== Recorded information

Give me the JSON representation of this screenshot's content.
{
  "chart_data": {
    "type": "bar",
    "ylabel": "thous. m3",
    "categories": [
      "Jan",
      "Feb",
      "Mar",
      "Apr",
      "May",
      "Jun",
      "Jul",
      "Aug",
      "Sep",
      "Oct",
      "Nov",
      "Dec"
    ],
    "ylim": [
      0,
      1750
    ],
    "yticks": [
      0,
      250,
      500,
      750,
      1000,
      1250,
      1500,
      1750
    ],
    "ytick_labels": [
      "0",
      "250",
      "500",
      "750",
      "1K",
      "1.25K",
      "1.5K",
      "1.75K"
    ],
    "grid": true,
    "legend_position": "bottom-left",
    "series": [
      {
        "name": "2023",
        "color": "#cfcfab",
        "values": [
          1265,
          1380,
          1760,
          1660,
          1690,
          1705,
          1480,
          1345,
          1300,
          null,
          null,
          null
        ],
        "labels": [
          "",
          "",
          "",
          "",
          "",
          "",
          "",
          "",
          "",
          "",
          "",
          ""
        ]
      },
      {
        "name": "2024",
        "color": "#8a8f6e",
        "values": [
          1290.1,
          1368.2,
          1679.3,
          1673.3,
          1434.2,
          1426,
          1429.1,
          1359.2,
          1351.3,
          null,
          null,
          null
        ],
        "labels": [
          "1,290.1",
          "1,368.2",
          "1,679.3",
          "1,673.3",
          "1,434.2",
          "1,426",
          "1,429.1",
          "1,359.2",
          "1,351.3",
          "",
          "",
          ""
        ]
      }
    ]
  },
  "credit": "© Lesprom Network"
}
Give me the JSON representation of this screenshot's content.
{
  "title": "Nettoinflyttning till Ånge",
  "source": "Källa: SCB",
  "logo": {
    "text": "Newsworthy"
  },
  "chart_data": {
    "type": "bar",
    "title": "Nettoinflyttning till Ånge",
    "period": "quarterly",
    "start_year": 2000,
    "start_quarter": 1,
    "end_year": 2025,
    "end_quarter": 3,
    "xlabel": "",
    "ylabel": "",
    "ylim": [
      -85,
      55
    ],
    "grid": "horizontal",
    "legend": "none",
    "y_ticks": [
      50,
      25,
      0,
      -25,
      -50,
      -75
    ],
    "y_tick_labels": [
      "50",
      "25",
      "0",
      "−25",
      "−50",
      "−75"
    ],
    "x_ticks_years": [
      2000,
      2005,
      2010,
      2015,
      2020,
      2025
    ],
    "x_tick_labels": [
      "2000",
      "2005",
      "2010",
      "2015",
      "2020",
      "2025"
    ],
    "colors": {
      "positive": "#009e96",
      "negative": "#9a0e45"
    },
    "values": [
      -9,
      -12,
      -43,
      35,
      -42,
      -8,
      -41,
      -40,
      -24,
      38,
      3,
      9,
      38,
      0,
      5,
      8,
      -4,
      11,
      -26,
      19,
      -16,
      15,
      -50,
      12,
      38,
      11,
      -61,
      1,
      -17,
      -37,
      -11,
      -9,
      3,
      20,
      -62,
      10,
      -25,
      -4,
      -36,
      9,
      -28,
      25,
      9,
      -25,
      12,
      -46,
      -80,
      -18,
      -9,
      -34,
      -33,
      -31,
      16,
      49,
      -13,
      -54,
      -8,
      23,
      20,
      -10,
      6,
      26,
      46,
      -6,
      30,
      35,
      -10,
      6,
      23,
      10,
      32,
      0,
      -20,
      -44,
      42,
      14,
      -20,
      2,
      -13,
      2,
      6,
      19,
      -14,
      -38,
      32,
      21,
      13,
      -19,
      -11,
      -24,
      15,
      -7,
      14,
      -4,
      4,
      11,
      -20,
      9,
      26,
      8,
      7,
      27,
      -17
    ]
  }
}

====

> [What you will do]
Copy every line in the entries above that has the string "title" in it.

> [Correct result]
  "title": "Nettoinflyttning till Ånge",
    "title": "Nettoinflyttning till Ånge",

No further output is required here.